#### Required work:
Copy out the lines of the data below word for word, starting at the line that has "align-left-button[interactable]: ▏左侧: [419, 3, 442, 30]" and stopping after the line that has "lib-edit-icon[interactable]: ✎: [125, 330, 132, 340]".

Boxed element entries
= = = = =
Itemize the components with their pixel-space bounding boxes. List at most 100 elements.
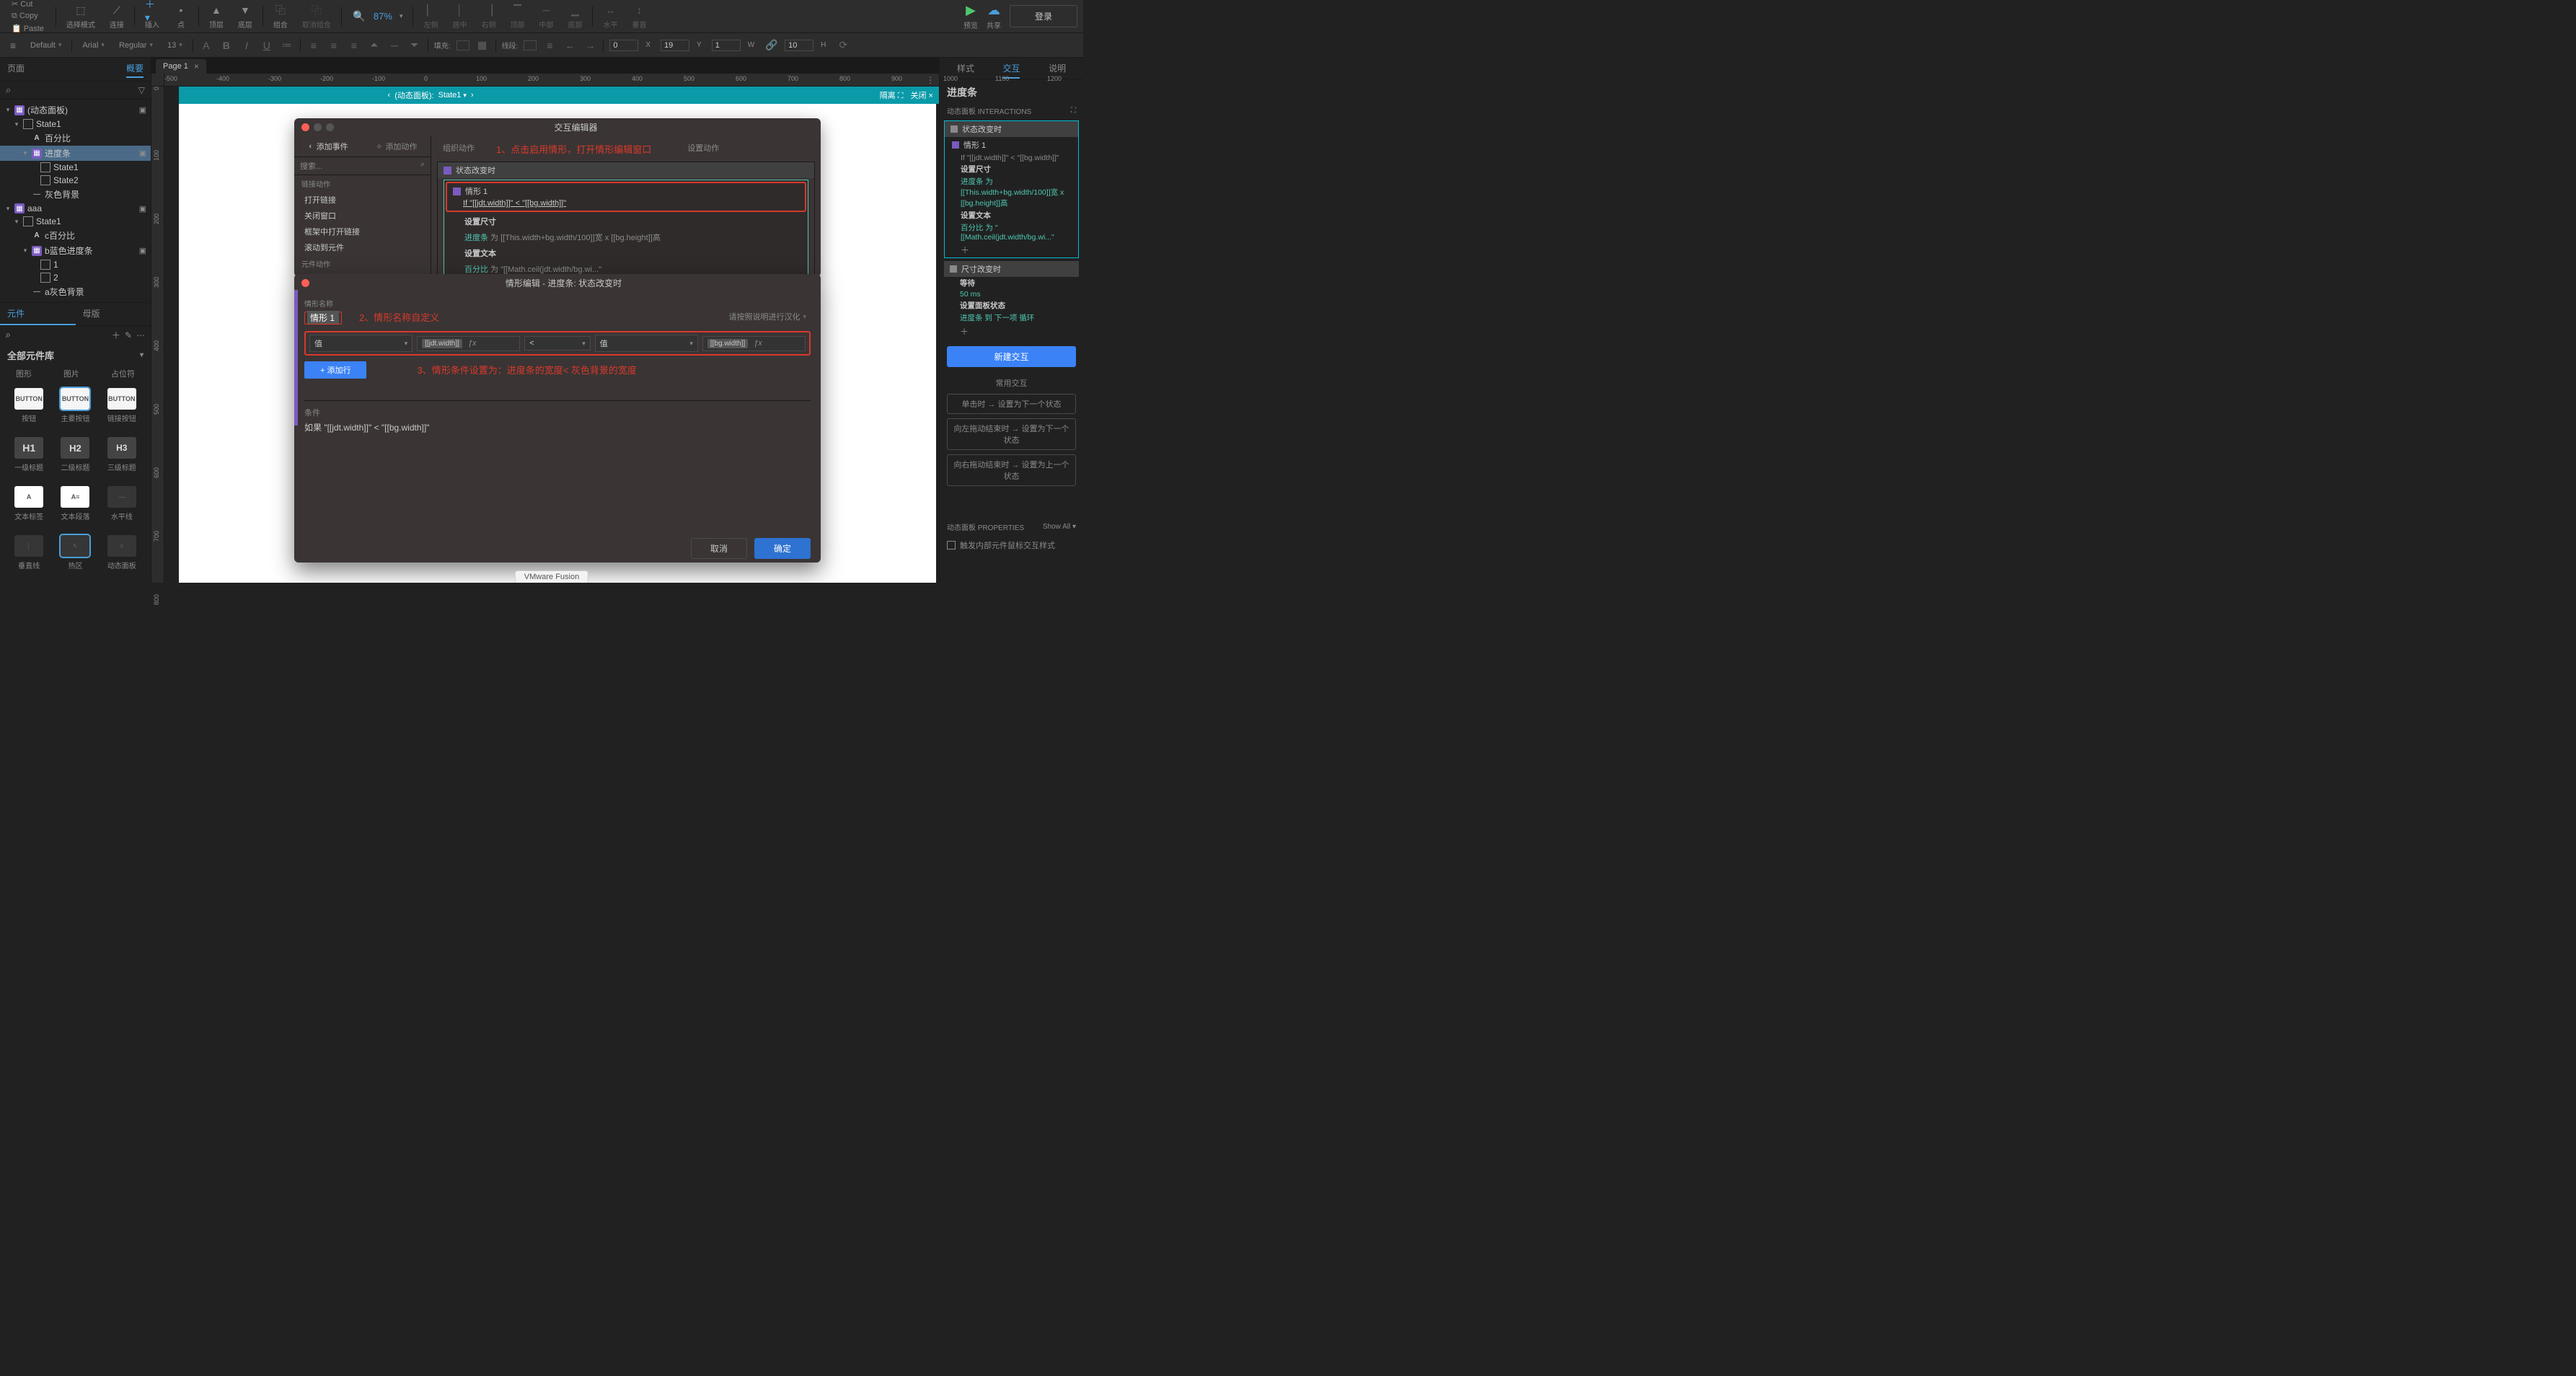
align-left-button[interactable]: ▏左侧: [419, 3, 442, 30]
fx-icon[interactable]: ƒx: [751, 339, 765, 348]
section-expand-icon[interactable]: ⛶: [1071, 107, 1076, 115]
search-icon[interactable]: ⌕: [6, 84, 11, 96]
common-swipe-left[interactable]: 向左拖动结束时 → 设置为下一个状态: [947, 418, 1076, 450]
col-setup[interactable]: 设置动作: [687, 142, 719, 156]
bold-icon[interactable]: B: [219, 38, 234, 53]
lib-item[interactable]: H1一级标题: [7, 437, 50, 480]
mac-min-icon[interactable]: [314, 123, 322, 131]
point-button[interactable]: •点: [169, 3, 193, 30]
lock-aspect-icon[interactable]: 🔗: [764, 38, 779, 53]
ungroup-button[interactable]: ⿻取消组合: [298, 3, 335, 30]
zoom-control[interactable]: 🔍87%▾: [348, 9, 407, 24]
show-all-toggle[interactable]: Show All ▾: [1043, 523, 1076, 531]
lib-edit-icon[interactable]: ✎: [125, 330, 132, 340]
tree-row-s1[interactable]: ▾State1: [0, 118, 151, 131]
tab-components[interactable]: 元件: [0, 303, 76, 325]
line-width-icon[interactable]: ≡: [542, 38, 557, 53]
login-button[interactable]: 登录: [1010, 5, 1077, 27]
tree-row-b1[interactable]: 1: [0, 258, 151, 271]
isolate-button[interactable]: 隔离 ⛶: [880, 89, 904, 101]
dist-h-button[interactable]: ↔水平: [599, 3, 622, 30]
lib-title[interactable]: 全部元件库: [0, 344, 151, 366]
action-set-size[interactable]: 设置尺寸: [945, 163, 1078, 175]
state-next-icon[interactable]: ›: [471, 91, 474, 100]
common-swipe-right[interactable]: 向右拖动结束时 → 设置为上一个状态: [947, 454, 1076, 486]
weight-dropdown[interactable]: Regular: [115, 40, 157, 51]
action-set-size[interactable]: 设置尺寸: [444, 213, 808, 229]
close-tab-icon[interactable]: ×: [194, 61, 199, 71]
align-bottom-button[interactable]: ▁底部: [563, 3, 586, 30]
halign-left-icon[interactable]: ≡: [306, 38, 321, 53]
share-button[interactable]: ☁共享: [987, 3, 1001, 30]
action-set-text[interactable]: 设置文本: [945, 209, 1078, 221]
action-close-window[interactable]: 关闭窗口: [294, 208, 431, 224]
state-prev-icon[interactable]: ‹: [388, 91, 391, 100]
case-condition[interactable]: If "[[jdt.width]]" < "[[bg.width]]": [447, 199, 805, 211]
align-right-button[interactable]: ▕右侧: [477, 3, 500, 30]
lib-item[interactable]: H3三级标题: [100, 437, 144, 480]
style-dropdown[interactable]: Default: [26, 40, 66, 51]
align-center-button[interactable]: │居中: [448, 3, 471, 30]
tab-masters[interactable]: 母版: [76, 303, 151, 325]
action-set-panel-state[interactable]: 设置面板状态: [944, 299, 1079, 312]
align-top-button[interactable]: ▔顶部: [506, 3, 529, 30]
bullets-icon[interactable]: ≔: [280, 38, 294, 53]
lib-item[interactable]: H2二级标题: [53, 437, 97, 480]
action-open-link[interactable]: 打开链接: [294, 192, 431, 208]
mac-close-icon[interactable]: [301, 123, 309, 131]
size-dropdown[interactable]: 13: [163, 40, 187, 51]
lib-item[interactable]: A文本标签: [7, 486, 50, 529]
italic-icon[interactable]: I: [239, 38, 254, 53]
insert-button[interactable]: ＋▾插入: [141, 3, 164, 30]
lib-item[interactable]: A≡文本段落: [53, 486, 97, 529]
lib-add-icon[interactable]: ＋: [112, 329, 120, 341]
lib-search-icon[interactable]: ⌕: [6, 330, 11, 340]
action-scroll-to[interactable]: 滚动到元件: [294, 239, 431, 255]
tree-row-aaa[interactable]: ▾▦aaa▣: [0, 202, 151, 215]
valign-mid-icon[interactable]: ─: [387, 38, 402, 53]
fill-more-icon[interactable]: ▦: [475, 38, 490, 53]
bring-top-button[interactable]: ▲顶层: [205, 3, 228, 30]
case-name-input[interactable]: [307, 311, 339, 324]
tree-row-agray[interactable]: —a灰色背景: [0, 284, 151, 299]
valign-top-icon[interactable]: ⏶: [367, 38, 381, 53]
case-1[interactable]: 情形 1: [945, 137, 1078, 153]
add-condition-row-button[interactable]: + 添加行: [304, 361, 366, 379]
connect-button[interactable]: ⟋连接: [105, 3, 128, 30]
event-state-change[interactable]: 状态改变时: [438, 162, 814, 178]
ruler-menu-icon[interactable]: ⋮: [926, 75, 935, 85]
state-dropdown[interactable]: State1 ▾: [438, 91, 467, 100]
close-state-button[interactable]: 关闭 ×: [910, 89, 932, 101]
send-bottom-button[interactable]: ▼底层: [234, 3, 257, 30]
localize-dropdown[interactable]: 请按照说明进行汉化: [724, 309, 811, 324]
tab-pages[interactable]: 页面: [7, 62, 25, 78]
preview-button[interactable]: ▶预览: [963, 3, 978, 30]
action-search[interactable]: 搜索...⌕: [294, 157, 431, 175]
group-button[interactable]: ⿻组合: [269, 3, 292, 30]
lib-item[interactable]: —水平线: [100, 486, 144, 529]
rotate-icon[interactable]: ⟳: [836, 38, 850, 53]
tree-row-b2[interactable]: 2: [0, 271, 151, 284]
lib-cat-image[interactable]: 图片: [63, 368, 79, 379]
lib-item[interactable]: │垂直线: [7, 535, 50, 578]
x-input[interactable]: [609, 40, 638, 51]
event-resize[interactable]: 尺寸改变时: [944, 261, 1079, 277]
paste-button[interactable]: 📋 Paste: [10, 23, 45, 34]
line-arrow-r-icon[interactable]: →: [583, 38, 597, 53]
lib-item[interactable]: ≡动态面板: [100, 535, 144, 578]
mac-close-icon[interactable]: [301, 279, 309, 287]
cut-button[interactable]: ✂ Cut: [10, 0, 34, 9]
add-action-tab[interactable]: ✧添加动作: [363, 136, 431, 156]
copy-button[interactable]: ⧉ Copy: [10, 11, 40, 22]
page-tab[interactable]: Page 1×: [156, 59, 206, 74]
w-input[interactable]: [712, 40, 741, 51]
tree-row-dp[interactable]: ▾▦(动态面板)▣: [0, 102, 151, 118]
y-input[interactable]: [661, 40, 689, 51]
underline-icon[interactable]: U: [260, 38, 274, 53]
cond-operator[interactable]: <: [524, 336, 590, 350]
canvas[interactable]: ‹ (动态面板): State1 ▾ › 隔离 ⛶ 关闭 ×: [164, 87, 939, 583]
tab-style[interactable]: 样式: [957, 62, 974, 79]
tree-row-bblue[interactable]: ▾▦b蓝色进度条▣: [0, 243, 151, 258]
fill-swatch[interactable]: [456, 40, 469, 50]
select-mode-button[interactable]: ⬚选择模式: [62, 3, 100, 30]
= = = = =
#### Finished task:
align-left-button[interactable]: ▏左侧: [419, 3, 442, 30]
fx-icon[interactable]: ƒx: [751, 339, 765, 348]
section-expand-icon[interactable]: ⛶: [1071, 107, 1076, 115]
search-icon[interactable]: ⌕: [6, 84, 11, 96]
common-swipe-left[interactable]: 向左拖动结束时 → 设置为下一个状态: [947, 418, 1076, 450]
col-setup[interactable]: 设置动作: [687, 142, 719, 156]
bold-icon[interactable]: B: [219, 38, 234, 53]
lib-item[interactable]: H1一级标题: [7, 437, 50, 480]
mac-min-icon[interactable]: [314, 123, 322, 131]
point-button[interactable]: •点: [169, 3, 193, 30]
lock-aspect-icon[interactable]: 🔗: [764, 38, 779, 53]
ungroup-button[interactable]: ⿻取消组合: [298, 3, 335, 30]
zoom-control[interactable]: 🔍87%▾: [348, 9, 407, 24]
show-all-toggle[interactable]: Show All ▾: [1043, 523, 1076, 531]
lib-edit-icon[interactable]: ✎: [125, 330, 132, 340]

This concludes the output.